**TASK TO CARRY OUT**
Quote the listing below in its entirety, omitting every image.
* * *
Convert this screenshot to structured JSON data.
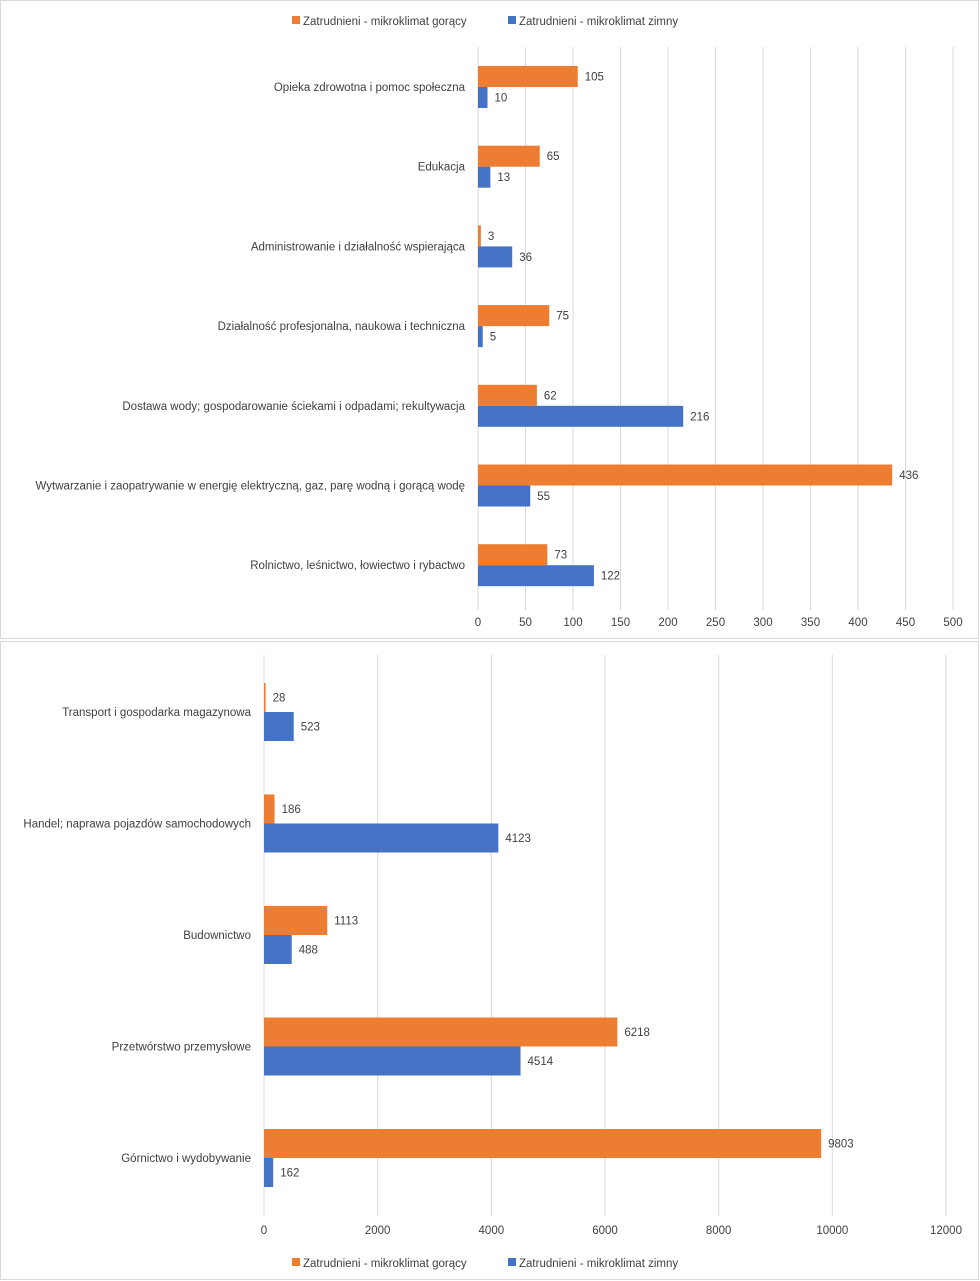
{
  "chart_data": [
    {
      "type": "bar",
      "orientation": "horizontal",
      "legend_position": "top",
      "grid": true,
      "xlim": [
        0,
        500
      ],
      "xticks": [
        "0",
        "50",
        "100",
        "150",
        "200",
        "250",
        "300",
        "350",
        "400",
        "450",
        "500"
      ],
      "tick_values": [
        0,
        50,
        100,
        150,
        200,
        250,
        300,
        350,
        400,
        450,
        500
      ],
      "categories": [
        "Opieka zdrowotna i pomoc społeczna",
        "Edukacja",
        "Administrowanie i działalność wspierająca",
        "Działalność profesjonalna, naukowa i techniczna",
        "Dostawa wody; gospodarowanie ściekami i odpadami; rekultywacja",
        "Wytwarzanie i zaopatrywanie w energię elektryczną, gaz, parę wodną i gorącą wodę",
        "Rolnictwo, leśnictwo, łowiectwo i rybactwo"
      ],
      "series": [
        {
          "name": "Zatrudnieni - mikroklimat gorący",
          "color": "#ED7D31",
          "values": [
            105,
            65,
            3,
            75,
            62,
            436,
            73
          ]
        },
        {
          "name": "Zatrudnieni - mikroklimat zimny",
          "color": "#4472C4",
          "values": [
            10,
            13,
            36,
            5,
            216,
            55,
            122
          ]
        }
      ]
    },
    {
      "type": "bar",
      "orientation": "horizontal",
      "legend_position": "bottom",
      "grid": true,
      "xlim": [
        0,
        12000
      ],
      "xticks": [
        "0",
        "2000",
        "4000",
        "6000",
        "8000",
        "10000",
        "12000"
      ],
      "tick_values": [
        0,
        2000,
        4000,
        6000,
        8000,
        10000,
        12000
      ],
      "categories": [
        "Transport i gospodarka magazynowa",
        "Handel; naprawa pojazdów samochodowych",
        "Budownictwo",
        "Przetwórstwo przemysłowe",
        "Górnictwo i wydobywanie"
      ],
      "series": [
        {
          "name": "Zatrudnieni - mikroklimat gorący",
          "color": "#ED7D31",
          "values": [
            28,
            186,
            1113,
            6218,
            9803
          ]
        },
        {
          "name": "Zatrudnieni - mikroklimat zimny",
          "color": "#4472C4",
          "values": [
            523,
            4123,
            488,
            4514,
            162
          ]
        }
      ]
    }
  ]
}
* * *
**REPLY TO THE TASK**
Convert this screenshot to structured JSON data.
{
  "chart_data": [
    {
      "type": "bar",
      "orientation": "horizontal",
      "legend_position": "top",
      "grid": true,
      "xlim": [
        0,
        500
      ],
      "xticks": [
        "0",
        "50",
        "100",
        "150",
        "200",
        "250",
        "300",
        "350",
        "400",
        "450",
        "500"
      ],
      "tick_values": [
        0,
        50,
        100,
        150,
        200,
        250,
        300,
        350,
        400,
        450,
        500
      ],
      "categories": [
        "Opieka zdrowotna i pomoc społeczna",
        "Edukacja",
        "Administrowanie i działalność wspierająca",
        "Działalność profesjonalna, naukowa i techniczna",
        "Dostawa wody; gospodarowanie ściekami i odpadami; rekultywacja",
        "Wytwarzanie i zaopatrywanie w energię elektryczną, gaz, parę wodną i gorącą wodę",
        "Rolnictwo, leśnictwo, łowiectwo i rybactwo"
      ],
      "series": [
        {
          "name": "Zatrudnieni - mikroklimat gorący",
          "color": "#ED7D31",
          "values": [
            105,
            65,
            3,
            75,
            62,
            436,
            73
          ]
        },
        {
          "name": "Zatrudnieni - mikroklimat zimny",
          "color": "#4472C4",
          "values": [
            10,
            13,
            36,
            5,
            216,
            55,
            122
          ]
        }
      ]
    },
    {
      "type": "bar",
      "orientation": "horizontal",
      "legend_position": "bottom",
      "grid": true,
      "xlim": [
        0,
        12000
      ],
      "xticks": [
        "0",
        "2000",
        "4000",
        "6000",
        "8000",
        "10000",
        "12000"
      ],
      "tick_values": [
        0,
        2000,
        4000,
        6000,
        8000,
        10000,
        12000
      ],
      "categories": [
        "Transport i gospodarka magazynowa",
        "Handel; naprawa pojazdów samochodowych",
        "Budownictwo",
        "Przetwórstwo przemysłowe",
        "Górnictwo i wydobywanie"
      ],
      "series": [
        {
          "name": "Zatrudnieni - mikroklimat gorący",
          "color": "#ED7D31",
          "values": [
            28,
            186,
            1113,
            6218,
            9803
          ]
        },
        {
          "name": "Zatrudnieni - mikroklimat zimny",
          "color": "#4472C4",
          "values": [
            523,
            4123,
            488,
            4514,
            162
          ]
        }
      ]
    }
  ]
}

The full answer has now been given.